— Start of Entries —
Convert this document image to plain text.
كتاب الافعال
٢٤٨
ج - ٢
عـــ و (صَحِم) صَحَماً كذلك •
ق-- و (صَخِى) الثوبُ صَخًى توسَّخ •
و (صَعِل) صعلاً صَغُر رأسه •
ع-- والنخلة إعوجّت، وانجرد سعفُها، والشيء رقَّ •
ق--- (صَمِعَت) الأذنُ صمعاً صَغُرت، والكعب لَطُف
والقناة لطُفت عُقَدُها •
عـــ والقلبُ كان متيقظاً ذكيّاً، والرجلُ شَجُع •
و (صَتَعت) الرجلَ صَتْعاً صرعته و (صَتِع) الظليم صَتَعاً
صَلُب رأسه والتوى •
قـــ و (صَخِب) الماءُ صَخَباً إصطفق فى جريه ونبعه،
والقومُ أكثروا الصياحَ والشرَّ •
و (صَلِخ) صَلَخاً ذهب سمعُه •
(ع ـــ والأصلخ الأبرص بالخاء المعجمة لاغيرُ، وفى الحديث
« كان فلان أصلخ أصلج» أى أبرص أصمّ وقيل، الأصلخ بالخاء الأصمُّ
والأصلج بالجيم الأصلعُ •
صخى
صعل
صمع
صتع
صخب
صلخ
— End of Entries —
Requirements
Exact copies of all the records are required.

Task response
Convert this document image to plain text.
كتاب الافعال
٢٤٨
ج - ٢
عـــ و (صَحِم) صَحَماً كذلك •
ق-- و (صَخِى) الثوبُ صَخًى توسَّخ •
و (صَعِل) صعلاً صَغُر رأسه •
ع-- والنخلة إعوجّت، وانجرد سعفُها، والشيء رقَّ •
ق--- (صَمِعَت) الأذنُ صمعاً صَغُرت، والكعب لَطُف
والقناة لطُفت عُقَدُها •
عـــ والقلبُ كان متيقظاً ذكيّاً، والرجلُ شَجُع •
و (صَتَعت) الرجلَ صَتْعاً صرعته و (صَتِع) الظليم صَتَعاً
صَلُب رأسه والتوى •
قـــ و (صَخِب) الماءُ صَخَباً إصطفق فى جريه ونبعه،
والقومُ أكثروا الصياحَ والشرَّ •
و (صَلِخ) صَلَخاً ذهب سمعُه •
(ع ـــ والأصلخ الأبرص بالخاء المعجمة لاغيرُ، وفى الحديث
« كان فلان أصلخ أصلج» أى أبرص أصمّ وقيل، الأصلخ بالخاء الأصمُّ
والأصلج بالجيم الأصلعُ •
صخى
صعل
صمع
صتع
صخب
صلخ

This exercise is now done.